- **AIM**:
Using the data below, repeat all of it precisely.

(Stored data)

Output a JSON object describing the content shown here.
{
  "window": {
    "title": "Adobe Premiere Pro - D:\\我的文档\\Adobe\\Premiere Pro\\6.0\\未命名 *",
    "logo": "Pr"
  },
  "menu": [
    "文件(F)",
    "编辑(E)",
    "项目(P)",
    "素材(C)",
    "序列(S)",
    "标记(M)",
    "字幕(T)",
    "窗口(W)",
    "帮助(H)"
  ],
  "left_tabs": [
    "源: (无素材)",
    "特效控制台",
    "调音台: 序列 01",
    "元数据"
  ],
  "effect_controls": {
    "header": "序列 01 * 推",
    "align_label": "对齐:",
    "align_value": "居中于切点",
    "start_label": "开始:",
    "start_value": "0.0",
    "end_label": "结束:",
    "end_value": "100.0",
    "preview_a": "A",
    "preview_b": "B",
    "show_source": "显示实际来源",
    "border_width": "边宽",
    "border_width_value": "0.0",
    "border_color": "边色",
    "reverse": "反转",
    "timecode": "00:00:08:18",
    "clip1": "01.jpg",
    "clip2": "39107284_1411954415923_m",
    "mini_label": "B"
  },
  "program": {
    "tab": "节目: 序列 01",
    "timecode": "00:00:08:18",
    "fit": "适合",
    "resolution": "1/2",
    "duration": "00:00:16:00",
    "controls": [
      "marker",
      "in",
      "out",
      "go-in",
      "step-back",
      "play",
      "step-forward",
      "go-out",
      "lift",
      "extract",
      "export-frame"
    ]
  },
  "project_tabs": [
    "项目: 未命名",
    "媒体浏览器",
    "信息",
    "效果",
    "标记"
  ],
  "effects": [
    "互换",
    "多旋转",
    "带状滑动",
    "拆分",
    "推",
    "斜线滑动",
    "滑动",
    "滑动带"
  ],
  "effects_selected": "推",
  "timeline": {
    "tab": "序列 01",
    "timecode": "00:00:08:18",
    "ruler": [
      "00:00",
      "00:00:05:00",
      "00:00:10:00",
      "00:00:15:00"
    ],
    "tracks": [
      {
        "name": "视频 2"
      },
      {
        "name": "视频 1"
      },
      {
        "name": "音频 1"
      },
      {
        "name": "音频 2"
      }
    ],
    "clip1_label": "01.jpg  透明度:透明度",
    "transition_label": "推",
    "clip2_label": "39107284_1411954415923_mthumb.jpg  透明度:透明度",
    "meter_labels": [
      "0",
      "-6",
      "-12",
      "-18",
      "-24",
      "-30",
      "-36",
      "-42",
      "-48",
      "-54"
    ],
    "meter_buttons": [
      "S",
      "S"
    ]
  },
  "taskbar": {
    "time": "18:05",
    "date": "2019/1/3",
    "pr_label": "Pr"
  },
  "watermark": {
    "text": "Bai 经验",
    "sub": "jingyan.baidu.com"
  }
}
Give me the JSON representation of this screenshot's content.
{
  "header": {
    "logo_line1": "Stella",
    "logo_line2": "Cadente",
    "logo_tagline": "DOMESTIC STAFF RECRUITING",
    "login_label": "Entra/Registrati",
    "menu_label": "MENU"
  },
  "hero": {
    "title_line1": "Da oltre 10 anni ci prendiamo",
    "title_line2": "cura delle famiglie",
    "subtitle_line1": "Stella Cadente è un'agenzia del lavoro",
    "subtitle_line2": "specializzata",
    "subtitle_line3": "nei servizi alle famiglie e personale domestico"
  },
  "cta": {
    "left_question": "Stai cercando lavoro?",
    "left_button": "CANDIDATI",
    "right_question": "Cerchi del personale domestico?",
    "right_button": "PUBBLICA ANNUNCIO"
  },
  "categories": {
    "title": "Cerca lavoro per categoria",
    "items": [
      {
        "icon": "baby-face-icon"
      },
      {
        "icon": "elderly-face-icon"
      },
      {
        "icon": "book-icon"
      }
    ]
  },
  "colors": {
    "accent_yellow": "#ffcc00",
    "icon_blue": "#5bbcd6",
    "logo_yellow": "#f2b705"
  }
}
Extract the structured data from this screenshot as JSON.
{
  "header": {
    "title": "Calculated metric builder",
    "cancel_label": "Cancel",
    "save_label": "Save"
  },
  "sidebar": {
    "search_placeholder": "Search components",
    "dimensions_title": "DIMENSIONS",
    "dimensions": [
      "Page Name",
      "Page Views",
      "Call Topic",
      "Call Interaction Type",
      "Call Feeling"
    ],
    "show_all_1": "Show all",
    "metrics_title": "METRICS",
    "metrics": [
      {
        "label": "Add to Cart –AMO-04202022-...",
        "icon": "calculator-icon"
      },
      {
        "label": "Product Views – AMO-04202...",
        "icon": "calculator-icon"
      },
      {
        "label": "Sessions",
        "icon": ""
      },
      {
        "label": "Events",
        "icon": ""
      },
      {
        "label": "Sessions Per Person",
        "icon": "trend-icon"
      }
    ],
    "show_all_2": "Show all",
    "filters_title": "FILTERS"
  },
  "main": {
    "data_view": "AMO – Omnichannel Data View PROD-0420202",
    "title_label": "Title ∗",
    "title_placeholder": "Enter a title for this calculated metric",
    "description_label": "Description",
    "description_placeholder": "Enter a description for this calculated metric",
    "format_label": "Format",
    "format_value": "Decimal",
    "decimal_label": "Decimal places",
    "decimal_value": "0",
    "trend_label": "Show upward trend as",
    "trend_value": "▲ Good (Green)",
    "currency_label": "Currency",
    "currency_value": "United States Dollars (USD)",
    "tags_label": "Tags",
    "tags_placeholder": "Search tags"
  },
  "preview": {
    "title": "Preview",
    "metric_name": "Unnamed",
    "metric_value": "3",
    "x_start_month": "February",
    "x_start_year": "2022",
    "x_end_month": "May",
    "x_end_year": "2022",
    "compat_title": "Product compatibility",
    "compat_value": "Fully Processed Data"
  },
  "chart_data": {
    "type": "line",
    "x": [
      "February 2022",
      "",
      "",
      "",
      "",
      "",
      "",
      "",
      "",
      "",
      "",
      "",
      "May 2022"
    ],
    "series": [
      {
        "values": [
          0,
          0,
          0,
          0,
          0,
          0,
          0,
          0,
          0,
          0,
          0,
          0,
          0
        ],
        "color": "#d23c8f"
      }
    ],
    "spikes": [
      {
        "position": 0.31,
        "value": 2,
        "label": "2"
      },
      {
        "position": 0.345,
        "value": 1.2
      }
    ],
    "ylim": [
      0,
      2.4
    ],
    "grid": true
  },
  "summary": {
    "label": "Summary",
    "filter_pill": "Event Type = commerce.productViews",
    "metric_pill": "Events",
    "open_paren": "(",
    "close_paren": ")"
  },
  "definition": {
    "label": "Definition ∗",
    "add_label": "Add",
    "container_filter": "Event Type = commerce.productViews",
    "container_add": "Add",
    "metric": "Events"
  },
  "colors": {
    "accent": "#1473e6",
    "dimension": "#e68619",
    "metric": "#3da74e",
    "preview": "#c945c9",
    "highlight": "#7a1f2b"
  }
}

- **TASK SOLUTION**:
Output a JSON object describing the content shown here.
{
  "window": {
    "title": "Adobe Premiere Pro - D:\\我的文档\\Adobe\\Premiere Pro\\6.0\\未命名 *",
    "logo": "Pr"
  },
  "menu": [
    "文件(F)",
    "编辑(E)",
    "项目(P)",
    "素材(C)",
    "序列(S)",
    "标记(M)",
    "字幕(T)",
    "窗口(W)",
    "帮助(H)"
  ],
  "left_tabs": [
    "源: (无素材)",
    "特效控制台",
    "调音台: 序列 01",
    "元数据"
  ],
  "effect_controls": {
    "header": "序列 01 * 推",
    "align_label": "对齐:",
    "align_value": "居中于切点",
    "start_label": "开始:",
    "start_value": "0.0",
    "end_label": "结束:",
    "end_value": "100.0",
    "preview_a": "A",
    "preview_b": "B",
    "show_source": "显示实际来源",
    "border_width": "边宽",
    "border_width_value": "0.0",
    "border_color": "边色",
    "reverse": "反转",
    "timecode": "00:00:08:18",
    "clip1": "01.jpg",
    "clip2": "39107284_1411954415923_m",
    "mini_label": "B"
  },
  "program": {
    "tab": "节目: 序列 01",
    "timecode": "00:00:08:18",
    "fit": "适合",
    "resolution": "1/2",
    "duration": "00:00:16:00",
    "controls": [
      "marker",
      "in",
      "out",
      "go-in",
      "step-back",
      "play",
      "step-forward",
      "go-out",
      "lift",
      "extract",
      "export-frame"
    ]
  },
  "project_tabs": [
    "项目: 未命名",
    "媒体浏览器",
    "信息",
    "效果",
    "标记"
  ],
  "effects": [
    "互换",
    "多旋转",
    "带状滑动",
    "拆分",
    "推",
    "斜线滑动",
    "滑动",
    "滑动带"
  ],
  "effects_selected": "推",
  "timeline": {
    "tab": "序列 01",
    "timecode": "00:00:08:18",
    "ruler": [
      "00:00",
      "00:00:05:00",
      "00:00:10:00",
      "00:00:15:00"
    ],
    "tracks": [
      {
        "name": "视频 2"
      },
      {
        "name": "视频 1"
      },
      {
        "name": "音频 1"
      },
      {
        "name": "音频 2"
      }
    ],
    "clip1_label": "01.jpg  透明度:透明度",
    "transition_label": "推",
    "clip2_label": "39107284_1411954415923_mthumb.jpg  透明度:透明度",
    "meter_labels": [
      "0",
      "-6",
      "-12",
      "-18",
      "-24",
      "-30",
      "-36",
      "-42",
      "-48",
      "-54"
    ],
    "meter_buttons": [
      "S",
      "S"
    ]
  },
  "taskbar": {
    "time": "18:05",
    "date": "2019/1/3",
    "pr_label": "Pr"
  },
  "watermark": {
    "text": "Bai 经验",
    "sub": "jingyan.baidu.com"
  }
}
Give me the JSON representation of this screenshot's content.
{
  "header": {
    "logo_line1": "Stella",
    "logo_line2": "Cadente",
    "logo_tagline": "DOMESTIC STAFF RECRUITING",
    "login_label": "Entra/Registrati",
    "menu_label": "MENU"
  },
  "hero": {
    "title_line1": "Da oltre 10 anni ci prendiamo",
    "title_line2": "cura delle famiglie",
    "subtitle_line1": "Stella Cadente è un'agenzia del lavoro",
    "subtitle_line2": "specializzata",
    "subtitle_line3": "nei servizi alle famiglie e personale domestico"
  },
  "cta": {
    "left_question": "Stai cercando lavoro?",
    "left_button": "CANDIDATI",
    "right_question": "Cerchi del personale domestico?",
    "right_button": "PUBBLICA ANNUNCIO"
  },
  "categories": {
    "title": "Cerca lavoro per categoria",
    "items": [
      {
        "icon": "baby-face-icon"
      },
      {
        "icon": "elderly-face-icon"
      },
      {
        "icon": "book-icon"
      }
    ]
  },
  "colors": {
    "accent_yellow": "#ffcc00",
    "icon_blue": "#5bbcd6",
    "logo_yellow": "#f2b705"
  }
}
Extract the structured data from this screenshot as JSON.
{
  "header": {
    "title": "Calculated metric builder",
    "cancel_label": "Cancel",
    "save_label": "Save"
  },
  "sidebar": {
    "search_placeholder": "Search components",
    "dimensions_title": "DIMENSIONS",
    "dimensions": [
      "Page Name",
      "Page Views",
      "Call Topic",
      "Call Interaction Type",
      "Call Feeling"
    ],
    "show_all_1": "Show all",
    "metrics_title": "METRICS",
    "metrics": [
      {
        "label": "Add to Cart –AMO-04202022-...",
        "icon": "calculator-icon"
      },
      {
        "label": "Product Views – AMO-04202...",
        "icon": "calculator-icon"
      },
      {
        "label": "Sessions",
        "icon": ""
      },
      {
        "label": "Events",
        "icon": ""
      },
      {
        "label": "Sessions Per Person",
        "icon": "trend-icon"
      }
    ],
    "show_all_2": "Show all",
    "filters_title": "FILTERS"
  },
  "main": {
    "data_view": "AMO – Omnichannel Data View PROD-0420202",
    "title_label": "Title ∗",
    "title_placeholder": "Enter a title for this calculated metric",
    "description_label": "Description",
    "description_placeholder": "Enter a description for this calculated metric",
    "format_label": "Format",
    "format_value": "Decimal",
    "decimal_label": "Decimal places",
    "decimal_value": "0",
    "trend_label": "Show upward trend as",
    "trend_value": "▲ Good (Green)",
    "currency_label": "Currency",
    "currency_value": "United States Dollars (USD)",
    "tags_label": "Tags",
    "tags_placeholder": "Search tags"
  },
  "preview": {
    "title": "Preview",
    "metric_name": "Unnamed",
    "metric_value": "3",
    "x_start_month": "February",
    "x_start_year": "2022",
    "x_end_month": "May",
    "x_end_year": "2022",
    "compat_title": "Product compatibility",
    "compat_value": "Fully Processed Data"
  },
  "chart_data": {
    "type": "line",
    "x": [
      "February 2022",
      "",
      "",
      "",
      "",
      "",
      "",
      "",
      "",
      "",
      "",
      "",
      "May 2022"
    ],
    "series": [
      {
        "values": [
          0,
          0,
          0,
          0,
          0,
          0,
          0,
          0,
          0,
          0,
          0,
          0,
          0
        ],
        "color": "#d23c8f"
      }
    ],
    "spikes": [
      {
        "position": 0.31,
        "value": 2,
        "label": "2"
      },
      {
        "position": 0.345,
        "value": 1.2
      }
    ],
    "ylim": [
      0,
      2.4
    ],
    "grid": true
  },
  "summary": {
    "label": "Summary",
    "filter_pill": "Event Type = commerce.productViews",
    "metric_pill": "Events",
    "open_paren": "(",
    "close_paren": ")"
  },
  "definition": {
    "label": "Definition ∗",
    "add_label": "Add",
    "container_filter": "Event Type = commerce.productViews",
    "container_add": "Add",
    "metric": "Events"
  },
  "colors": {
    "accent": "#1473e6",
    "dimension": "#e68619",
    "metric": "#3da74e",
    "preview": "#c945c9",
    "highlight": "#7a1f2b"
  }
}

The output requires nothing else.